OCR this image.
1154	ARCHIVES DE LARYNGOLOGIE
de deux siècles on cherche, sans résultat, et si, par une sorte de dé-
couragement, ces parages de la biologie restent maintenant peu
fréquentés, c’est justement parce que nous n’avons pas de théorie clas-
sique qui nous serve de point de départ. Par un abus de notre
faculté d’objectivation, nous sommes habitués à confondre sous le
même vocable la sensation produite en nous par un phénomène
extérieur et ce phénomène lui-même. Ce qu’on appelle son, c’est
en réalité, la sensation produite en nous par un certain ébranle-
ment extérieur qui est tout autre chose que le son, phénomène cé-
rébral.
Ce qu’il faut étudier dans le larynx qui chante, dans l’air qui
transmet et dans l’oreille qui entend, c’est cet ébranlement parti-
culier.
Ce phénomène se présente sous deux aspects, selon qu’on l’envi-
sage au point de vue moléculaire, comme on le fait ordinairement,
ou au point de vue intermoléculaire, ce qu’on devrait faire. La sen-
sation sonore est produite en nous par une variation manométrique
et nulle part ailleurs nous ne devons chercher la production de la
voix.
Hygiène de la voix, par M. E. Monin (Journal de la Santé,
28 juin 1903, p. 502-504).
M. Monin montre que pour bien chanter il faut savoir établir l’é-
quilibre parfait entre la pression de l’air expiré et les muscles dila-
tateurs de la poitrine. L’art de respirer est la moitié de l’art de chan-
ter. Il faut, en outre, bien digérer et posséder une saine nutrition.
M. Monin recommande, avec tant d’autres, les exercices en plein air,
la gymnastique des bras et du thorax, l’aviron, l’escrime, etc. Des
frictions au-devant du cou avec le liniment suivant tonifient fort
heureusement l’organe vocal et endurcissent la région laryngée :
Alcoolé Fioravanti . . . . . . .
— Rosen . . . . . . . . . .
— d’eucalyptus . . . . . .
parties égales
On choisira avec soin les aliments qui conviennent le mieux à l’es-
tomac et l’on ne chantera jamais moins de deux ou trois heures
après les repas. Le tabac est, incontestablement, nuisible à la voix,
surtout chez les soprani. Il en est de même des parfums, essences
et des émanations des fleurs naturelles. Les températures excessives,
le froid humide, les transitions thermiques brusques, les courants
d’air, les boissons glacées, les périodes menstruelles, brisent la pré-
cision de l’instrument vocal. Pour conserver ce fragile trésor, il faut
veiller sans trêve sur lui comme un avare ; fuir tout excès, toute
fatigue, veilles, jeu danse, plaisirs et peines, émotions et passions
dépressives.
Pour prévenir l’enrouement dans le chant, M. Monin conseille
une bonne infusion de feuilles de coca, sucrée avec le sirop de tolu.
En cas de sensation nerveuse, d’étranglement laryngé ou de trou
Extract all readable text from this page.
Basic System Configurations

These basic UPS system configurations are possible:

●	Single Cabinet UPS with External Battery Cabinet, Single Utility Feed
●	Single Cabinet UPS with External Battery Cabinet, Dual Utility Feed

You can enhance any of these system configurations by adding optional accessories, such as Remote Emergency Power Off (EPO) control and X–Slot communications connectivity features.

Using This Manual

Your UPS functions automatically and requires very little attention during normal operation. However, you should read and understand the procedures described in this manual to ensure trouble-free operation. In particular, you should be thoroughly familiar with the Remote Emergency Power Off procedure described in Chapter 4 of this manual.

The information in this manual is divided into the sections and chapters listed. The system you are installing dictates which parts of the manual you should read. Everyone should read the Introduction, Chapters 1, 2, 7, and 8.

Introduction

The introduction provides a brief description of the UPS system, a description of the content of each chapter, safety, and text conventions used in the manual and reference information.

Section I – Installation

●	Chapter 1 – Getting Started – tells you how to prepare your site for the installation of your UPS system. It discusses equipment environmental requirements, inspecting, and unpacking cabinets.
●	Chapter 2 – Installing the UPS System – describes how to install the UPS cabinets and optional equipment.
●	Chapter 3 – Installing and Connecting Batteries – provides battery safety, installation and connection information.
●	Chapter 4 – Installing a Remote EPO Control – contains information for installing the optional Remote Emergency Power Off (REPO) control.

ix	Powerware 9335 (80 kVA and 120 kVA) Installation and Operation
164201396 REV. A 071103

> **What to work on**: Your task is to quote all of the data word for word.

> **Exercise result**:
OCR this image.
1154	ARCHIVES DE LARYNGOLOGIE
de deux siècles on cherche, sans résultat, et si, par une sorte de dé-
couragement, ces parages de la biologie restent maintenant peu
fréquentés, c’est justement parce que nous n’avons pas de théorie clas-
sique qui nous serve de point de départ. Par un abus de notre
faculté d’objectivation, nous sommes habitués à confondre sous le
même vocable la sensation produite en nous par un phénomène
extérieur et ce phénomène lui-même. Ce qu’on appelle son, c’est
en réalité, la sensation produite en nous par un certain ébranle-
ment extérieur qui est tout autre chose que le son, phénomène cé-
rébral.
Ce qu’il faut étudier dans le larynx qui chante, dans l’air qui
transmet et dans l’oreille qui entend, c’est cet ébranlement parti-
culier.
Ce phénomène se présente sous deux aspects, selon qu’on l’envi-
sage au point de vue moléculaire, comme on le fait ordinairement,
ou au point de vue intermoléculaire, ce qu’on devrait faire. La sen-
sation sonore est produite en nous par une variation manométrique
et nulle part ailleurs nous ne devons chercher la production de la
voix.
Hygiène de la voix, par M. E. Monin (Journal de la Santé,
28 juin 1903, p. 502-504).
M. Monin montre que pour bien chanter il faut savoir établir l’é-
quilibre parfait entre la pression de l’air expiré et les muscles dila-
tateurs de la poitrine. L’art de respirer est la moitié de l’art de chan-
ter. Il faut, en outre, bien digérer et posséder une saine nutrition.
M. Monin recommande, avec tant d’autres, les exercices en plein air,
la gymnastique des bras et du thorax, l’aviron, l’escrime, etc. Des
frictions au-devant du cou avec le liniment suivant tonifient fort
heureusement l’organe vocal et endurcissent la région laryngée :
Alcoolé Fioravanti . . . . . . .
— Rosen . . . . . . . . . .
— d’eucalyptus . . . . . .
parties égales
On choisira avec soin les aliments qui conviennent le mieux à l’es-
tomac et l’on ne chantera jamais moins de deux ou trois heures
après les repas. Le tabac est, incontestablement, nuisible à la voix,
surtout chez les soprani. Il en est de même des parfums, essences
et des émanations des fleurs naturelles. Les températures excessives,
le froid humide, les transitions thermiques brusques, les courants
d’air, les boissons glacées, les périodes menstruelles, brisent la pré-
cision de l’instrument vocal. Pour conserver ce fragile trésor, il faut
veiller sans trêve sur lui comme un avare ; fuir tout excès, toute
fatigue, veilles, jeu danse, plaisirs et peines, émotions et passions
dépressives.
Pour prévenir l’enrouement dans le chant, M. Monin conseille
une bonne infusion de feuilles de coca, sucrée avec le sirop de tolu.
En cas de sensation nerveuse, d’étranglement laryngé ou de trou
Extract all readable text from this page.
Basic System Configurations

These basic UPS system configurations are possible:

●	Single Cabinet UPS with External Battery Cabinet, Single Utility Feed
●	Single Cabinet UPS with External Battery Cabinet, Dual Utility Feed

You can enhance any of these system configurations by adding optional accessories, such as Remote Emergency Power Off (EPO) control and X–Slot communications connectivity features.

Using This Manual

Your UPS functions automatically and requires very little attention during normal operation. However, you should read and understand the procedures described in this manual to ensure trouble-free operation. In particular, you should be thoroughly familiar with the Remote Emergency Power Off procedure described in Chapter 4 of this manual.

The information in this manual is divided into the sections and chapters listed. The system you are installing dictates which parts of the manual you should read. Everyone should read the Introduction, Chapters 1, 2, 7, and 8.

Introduction

The introduction provides a brief description of the UPS system, a description of the content of each chapter, safety, and text conventions used in the manual and reference information.

Section I – Installation

●	Chapter 1 – Getting Started – tells you how to prepare your site for the installation of your UPS system. It discusses equipment environmental requirements, inspecting, and unpacking cabinets.
●	Chapter 2 – Installing the UPS System – describes how to install the UPS cabinets and optional equipment.
●	Chapter 3 – Installing and Connecting Batteries – provides battery safety, installation and connection information.
●	Chapter 4 – Installing a Remote EPO Control – contains information for installing the optional Remote Emergency Power Off (REPO) control.

ix	Powerware 9335 (80 kVA and 120 kVA) Installation and Operation
164201396 REV. A 071103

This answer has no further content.